■ Supplied material

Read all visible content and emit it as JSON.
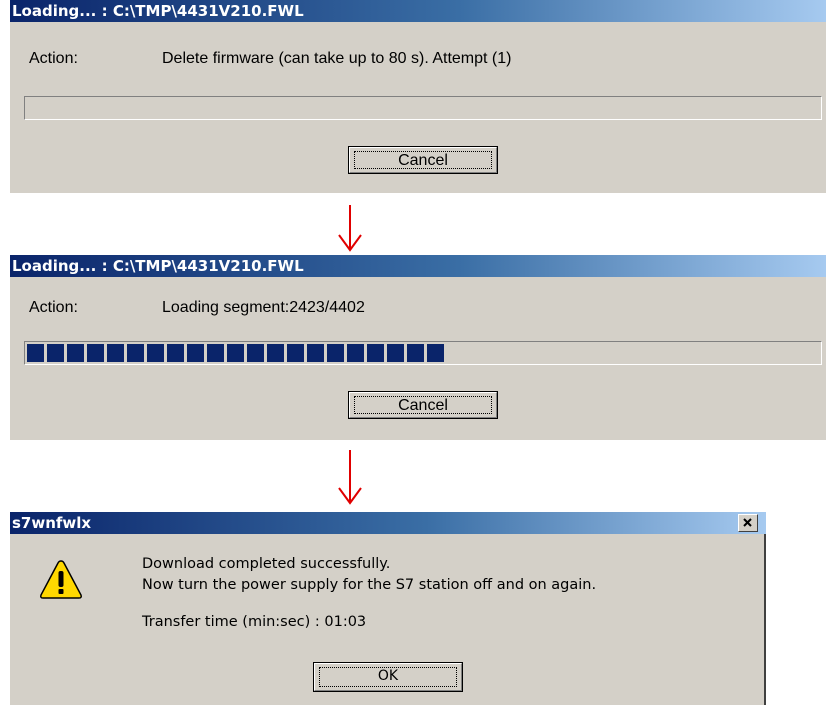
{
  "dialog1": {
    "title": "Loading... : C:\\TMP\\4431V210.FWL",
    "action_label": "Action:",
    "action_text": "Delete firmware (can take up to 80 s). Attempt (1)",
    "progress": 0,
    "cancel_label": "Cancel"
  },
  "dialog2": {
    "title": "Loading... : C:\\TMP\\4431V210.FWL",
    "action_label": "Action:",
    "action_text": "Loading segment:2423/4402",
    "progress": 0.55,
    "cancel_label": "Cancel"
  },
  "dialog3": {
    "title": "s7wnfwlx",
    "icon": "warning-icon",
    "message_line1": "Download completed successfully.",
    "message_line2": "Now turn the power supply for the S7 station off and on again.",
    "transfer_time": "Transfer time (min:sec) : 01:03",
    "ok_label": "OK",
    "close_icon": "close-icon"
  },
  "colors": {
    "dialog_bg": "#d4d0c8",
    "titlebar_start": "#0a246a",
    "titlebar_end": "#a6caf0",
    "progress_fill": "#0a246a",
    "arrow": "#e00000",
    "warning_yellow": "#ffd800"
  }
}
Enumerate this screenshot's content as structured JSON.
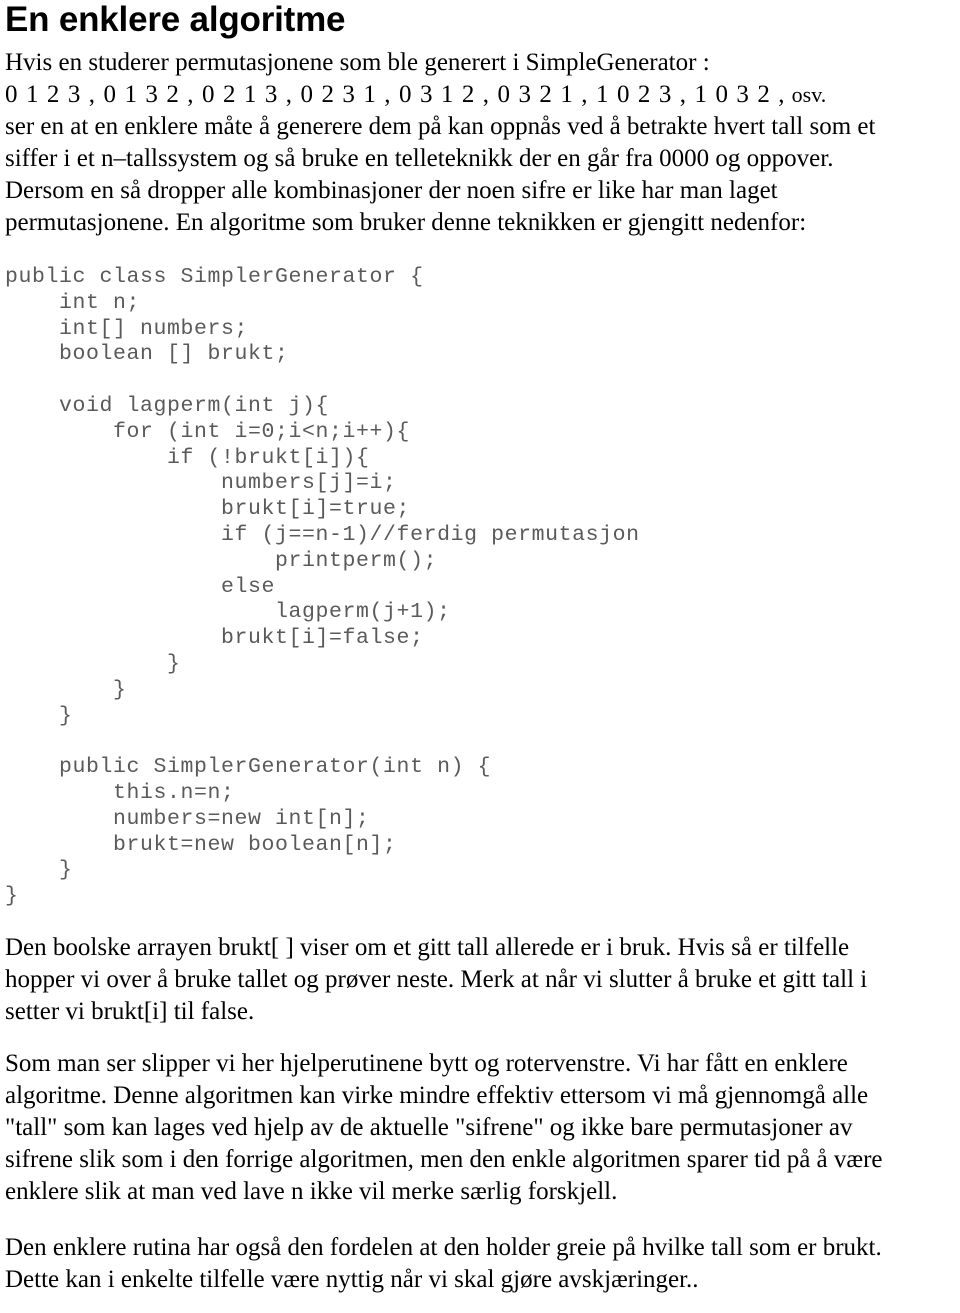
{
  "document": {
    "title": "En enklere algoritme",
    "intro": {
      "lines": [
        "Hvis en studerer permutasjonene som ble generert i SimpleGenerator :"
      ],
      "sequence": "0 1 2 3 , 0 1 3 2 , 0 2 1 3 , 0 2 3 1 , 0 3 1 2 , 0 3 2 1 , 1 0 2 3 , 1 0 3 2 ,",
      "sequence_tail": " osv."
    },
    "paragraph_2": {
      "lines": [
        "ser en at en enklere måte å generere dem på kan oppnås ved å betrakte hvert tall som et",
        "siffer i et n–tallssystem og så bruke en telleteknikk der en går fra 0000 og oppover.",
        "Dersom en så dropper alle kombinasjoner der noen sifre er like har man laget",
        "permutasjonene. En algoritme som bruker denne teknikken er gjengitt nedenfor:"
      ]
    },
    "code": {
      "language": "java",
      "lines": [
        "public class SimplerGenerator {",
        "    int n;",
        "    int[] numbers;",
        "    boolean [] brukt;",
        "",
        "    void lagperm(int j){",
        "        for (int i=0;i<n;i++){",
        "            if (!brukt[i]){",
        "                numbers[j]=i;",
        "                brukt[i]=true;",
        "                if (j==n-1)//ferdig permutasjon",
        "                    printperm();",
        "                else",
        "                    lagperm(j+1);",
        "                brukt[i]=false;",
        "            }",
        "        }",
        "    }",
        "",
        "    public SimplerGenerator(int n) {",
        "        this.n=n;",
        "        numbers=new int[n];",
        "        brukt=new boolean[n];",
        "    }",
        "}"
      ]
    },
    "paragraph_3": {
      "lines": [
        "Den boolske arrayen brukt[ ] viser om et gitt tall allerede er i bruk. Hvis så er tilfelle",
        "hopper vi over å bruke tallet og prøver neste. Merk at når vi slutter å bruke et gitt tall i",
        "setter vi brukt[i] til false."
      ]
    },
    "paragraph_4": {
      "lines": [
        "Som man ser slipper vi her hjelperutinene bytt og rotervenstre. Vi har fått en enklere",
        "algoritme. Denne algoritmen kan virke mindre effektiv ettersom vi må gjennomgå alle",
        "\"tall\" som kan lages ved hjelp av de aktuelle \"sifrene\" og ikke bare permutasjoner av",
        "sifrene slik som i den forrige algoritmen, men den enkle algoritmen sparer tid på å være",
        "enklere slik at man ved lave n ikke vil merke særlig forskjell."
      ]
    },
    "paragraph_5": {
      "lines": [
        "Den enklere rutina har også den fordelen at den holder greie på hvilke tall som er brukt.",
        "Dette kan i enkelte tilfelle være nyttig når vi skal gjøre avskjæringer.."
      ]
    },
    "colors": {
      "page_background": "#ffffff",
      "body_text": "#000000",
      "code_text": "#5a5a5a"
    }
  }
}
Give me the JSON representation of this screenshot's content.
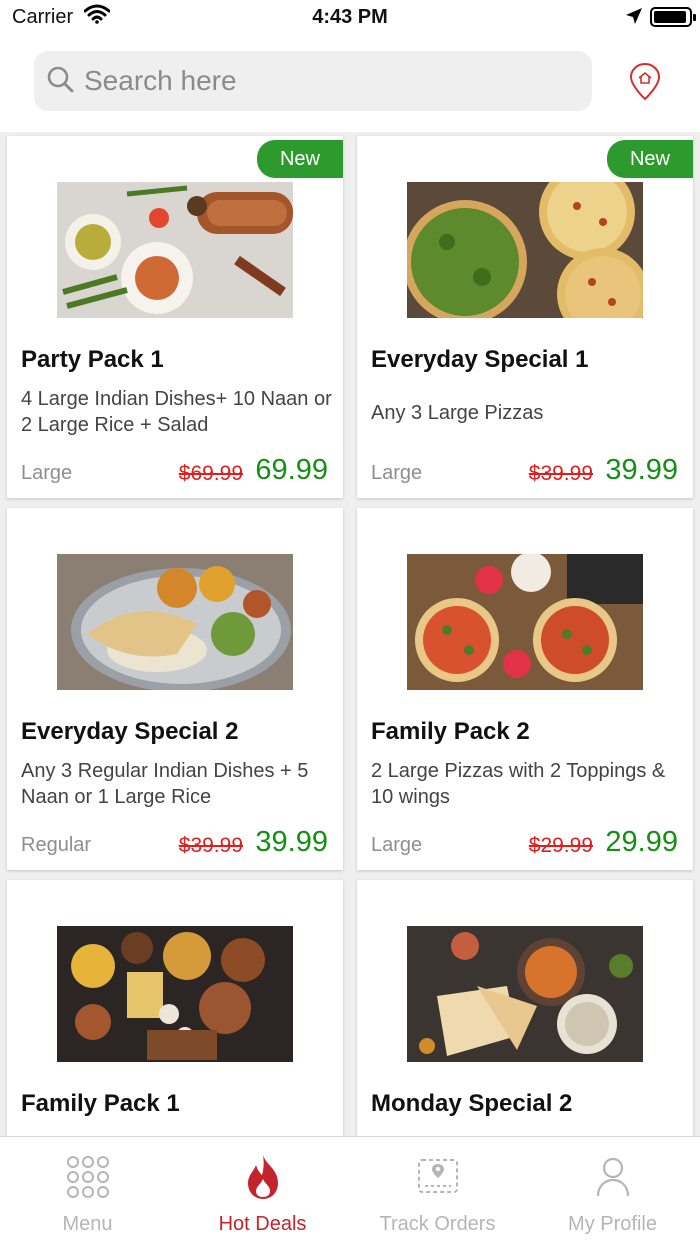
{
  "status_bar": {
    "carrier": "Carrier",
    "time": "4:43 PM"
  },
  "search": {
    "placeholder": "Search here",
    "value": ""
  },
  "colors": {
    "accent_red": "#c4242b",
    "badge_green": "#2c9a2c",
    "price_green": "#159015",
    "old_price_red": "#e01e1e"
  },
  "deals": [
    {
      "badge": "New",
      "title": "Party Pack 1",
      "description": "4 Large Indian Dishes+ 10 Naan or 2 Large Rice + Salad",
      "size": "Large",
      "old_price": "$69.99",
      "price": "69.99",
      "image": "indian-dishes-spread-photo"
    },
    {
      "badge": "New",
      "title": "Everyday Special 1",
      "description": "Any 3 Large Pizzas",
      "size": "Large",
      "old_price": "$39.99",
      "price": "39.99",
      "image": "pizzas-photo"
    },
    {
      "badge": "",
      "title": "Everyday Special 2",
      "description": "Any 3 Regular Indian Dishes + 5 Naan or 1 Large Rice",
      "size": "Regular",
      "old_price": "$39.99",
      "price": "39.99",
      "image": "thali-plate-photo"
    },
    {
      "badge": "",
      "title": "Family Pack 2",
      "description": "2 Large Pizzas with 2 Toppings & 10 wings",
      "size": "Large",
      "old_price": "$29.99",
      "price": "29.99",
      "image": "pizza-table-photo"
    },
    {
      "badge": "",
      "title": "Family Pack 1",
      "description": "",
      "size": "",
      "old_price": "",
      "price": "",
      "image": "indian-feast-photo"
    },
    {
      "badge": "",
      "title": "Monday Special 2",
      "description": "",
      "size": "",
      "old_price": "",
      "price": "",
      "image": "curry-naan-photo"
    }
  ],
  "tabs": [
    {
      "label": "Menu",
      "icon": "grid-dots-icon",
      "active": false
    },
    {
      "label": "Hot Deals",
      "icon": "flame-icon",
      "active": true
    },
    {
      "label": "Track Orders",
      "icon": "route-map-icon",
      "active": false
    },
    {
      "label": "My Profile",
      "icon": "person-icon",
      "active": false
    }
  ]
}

■ What you should do
Lines from the records above that hold "Everyday" are the ones to list.

■ Answer below
      "title": "Everyday Special 1",
      "title": "Everyday Special 2",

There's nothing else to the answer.